#### Given problem
List each line of the data that holds the string "Guidance".

Data entries for graphics
## Start

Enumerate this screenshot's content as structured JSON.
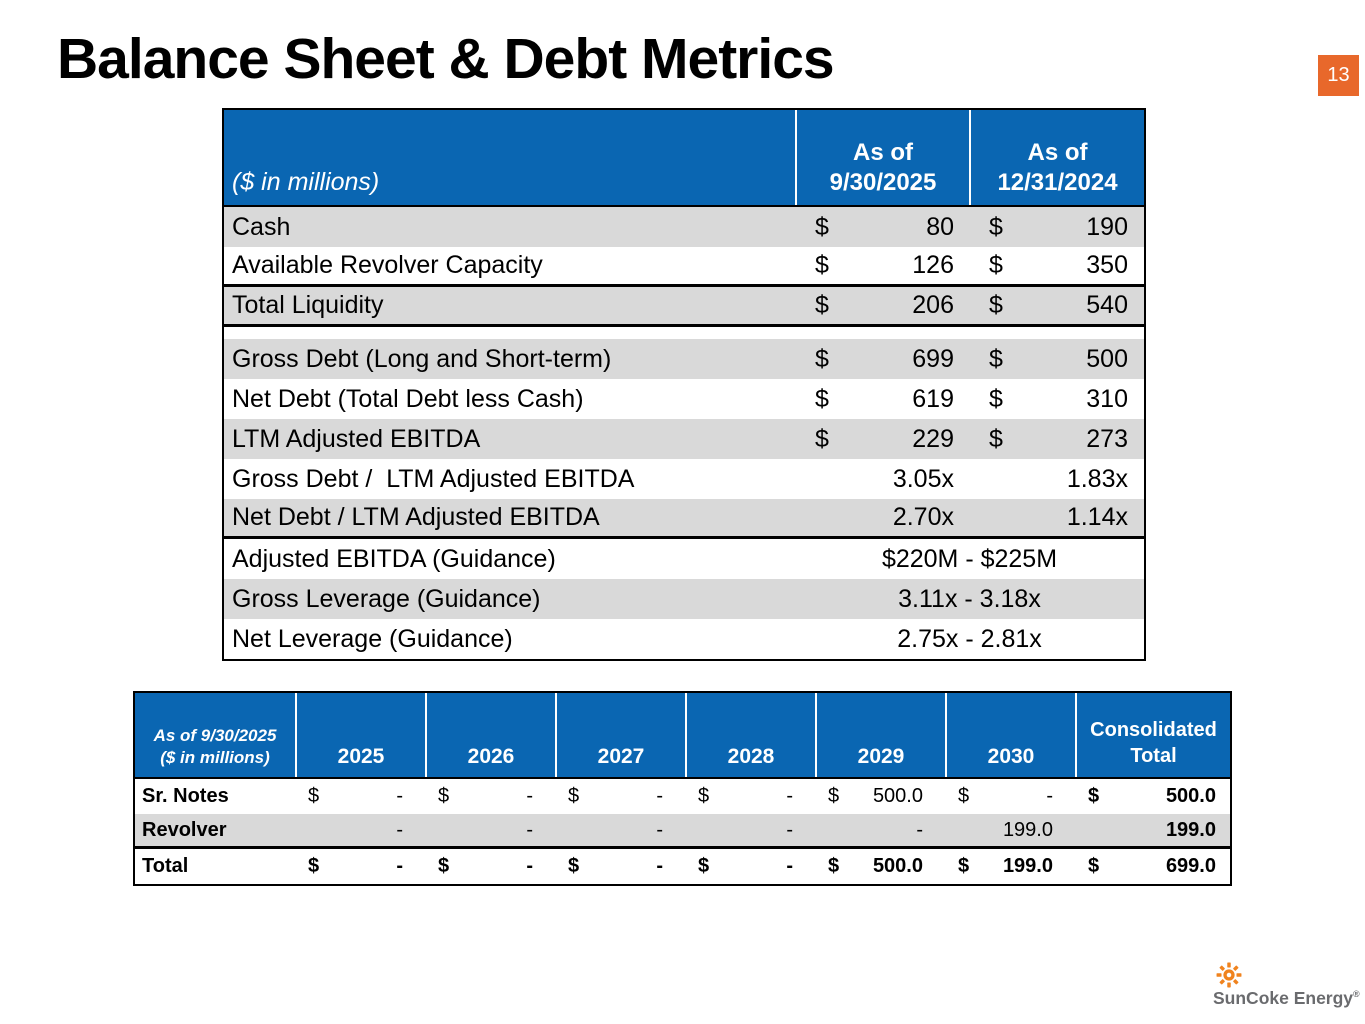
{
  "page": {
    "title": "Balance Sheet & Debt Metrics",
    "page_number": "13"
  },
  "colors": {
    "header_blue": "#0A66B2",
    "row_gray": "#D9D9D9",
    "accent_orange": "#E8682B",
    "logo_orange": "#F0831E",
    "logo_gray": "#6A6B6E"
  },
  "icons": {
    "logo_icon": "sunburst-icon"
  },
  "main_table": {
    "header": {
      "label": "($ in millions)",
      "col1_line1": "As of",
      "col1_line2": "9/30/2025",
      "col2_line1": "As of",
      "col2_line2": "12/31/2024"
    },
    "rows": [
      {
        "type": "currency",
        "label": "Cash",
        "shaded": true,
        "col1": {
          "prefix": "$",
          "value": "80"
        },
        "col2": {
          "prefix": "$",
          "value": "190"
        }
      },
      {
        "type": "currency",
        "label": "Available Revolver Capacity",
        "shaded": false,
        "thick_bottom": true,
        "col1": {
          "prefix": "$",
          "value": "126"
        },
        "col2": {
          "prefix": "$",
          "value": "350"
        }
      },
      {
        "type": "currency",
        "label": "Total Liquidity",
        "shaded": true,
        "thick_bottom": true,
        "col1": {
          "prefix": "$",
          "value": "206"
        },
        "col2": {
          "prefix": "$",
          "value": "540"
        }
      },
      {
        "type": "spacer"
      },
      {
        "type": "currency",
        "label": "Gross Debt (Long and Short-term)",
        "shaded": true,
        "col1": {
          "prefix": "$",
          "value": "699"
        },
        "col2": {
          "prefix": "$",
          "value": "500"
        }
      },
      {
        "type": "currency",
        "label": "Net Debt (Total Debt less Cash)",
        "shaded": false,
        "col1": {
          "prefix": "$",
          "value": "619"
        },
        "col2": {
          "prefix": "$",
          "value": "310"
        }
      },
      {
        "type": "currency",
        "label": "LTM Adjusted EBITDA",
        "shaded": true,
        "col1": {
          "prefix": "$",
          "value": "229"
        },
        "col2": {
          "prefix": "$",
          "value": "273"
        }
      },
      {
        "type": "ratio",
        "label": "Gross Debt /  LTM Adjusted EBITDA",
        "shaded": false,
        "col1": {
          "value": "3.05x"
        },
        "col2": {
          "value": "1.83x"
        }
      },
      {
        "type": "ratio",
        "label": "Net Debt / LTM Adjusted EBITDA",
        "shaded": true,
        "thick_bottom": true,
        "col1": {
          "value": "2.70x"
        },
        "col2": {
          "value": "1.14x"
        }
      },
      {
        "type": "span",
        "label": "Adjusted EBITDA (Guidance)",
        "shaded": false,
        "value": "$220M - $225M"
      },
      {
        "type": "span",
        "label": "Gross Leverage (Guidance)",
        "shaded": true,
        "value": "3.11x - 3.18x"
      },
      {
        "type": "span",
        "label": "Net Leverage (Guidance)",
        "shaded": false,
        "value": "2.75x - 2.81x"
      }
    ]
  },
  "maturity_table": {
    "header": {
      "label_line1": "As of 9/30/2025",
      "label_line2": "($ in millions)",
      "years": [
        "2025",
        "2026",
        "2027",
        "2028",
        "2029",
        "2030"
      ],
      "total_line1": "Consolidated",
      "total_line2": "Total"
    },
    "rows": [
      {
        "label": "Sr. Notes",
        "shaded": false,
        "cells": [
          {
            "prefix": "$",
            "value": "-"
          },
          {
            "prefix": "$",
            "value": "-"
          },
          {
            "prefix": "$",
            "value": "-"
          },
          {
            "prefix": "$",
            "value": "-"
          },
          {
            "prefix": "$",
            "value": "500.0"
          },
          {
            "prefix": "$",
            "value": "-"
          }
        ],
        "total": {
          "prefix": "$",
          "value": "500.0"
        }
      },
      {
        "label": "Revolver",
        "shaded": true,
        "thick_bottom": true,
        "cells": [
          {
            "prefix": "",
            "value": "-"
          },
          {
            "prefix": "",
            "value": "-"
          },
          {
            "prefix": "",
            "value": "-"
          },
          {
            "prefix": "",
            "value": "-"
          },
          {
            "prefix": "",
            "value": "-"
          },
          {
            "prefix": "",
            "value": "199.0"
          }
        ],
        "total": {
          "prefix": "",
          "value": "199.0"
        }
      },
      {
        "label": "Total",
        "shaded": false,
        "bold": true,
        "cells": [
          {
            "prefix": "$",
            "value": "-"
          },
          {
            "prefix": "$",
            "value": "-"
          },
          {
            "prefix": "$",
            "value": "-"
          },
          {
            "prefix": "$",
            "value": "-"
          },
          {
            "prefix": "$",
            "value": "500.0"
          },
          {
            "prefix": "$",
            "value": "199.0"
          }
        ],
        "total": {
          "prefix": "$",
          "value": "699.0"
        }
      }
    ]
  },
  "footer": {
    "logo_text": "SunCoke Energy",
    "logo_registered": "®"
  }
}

## End

#### Final result
        "label": "Adjusted EBITDA (Guidance)",
        "label": "Gross Leverage (Guidance)",
        "label": "Net Leverage (Guidance)",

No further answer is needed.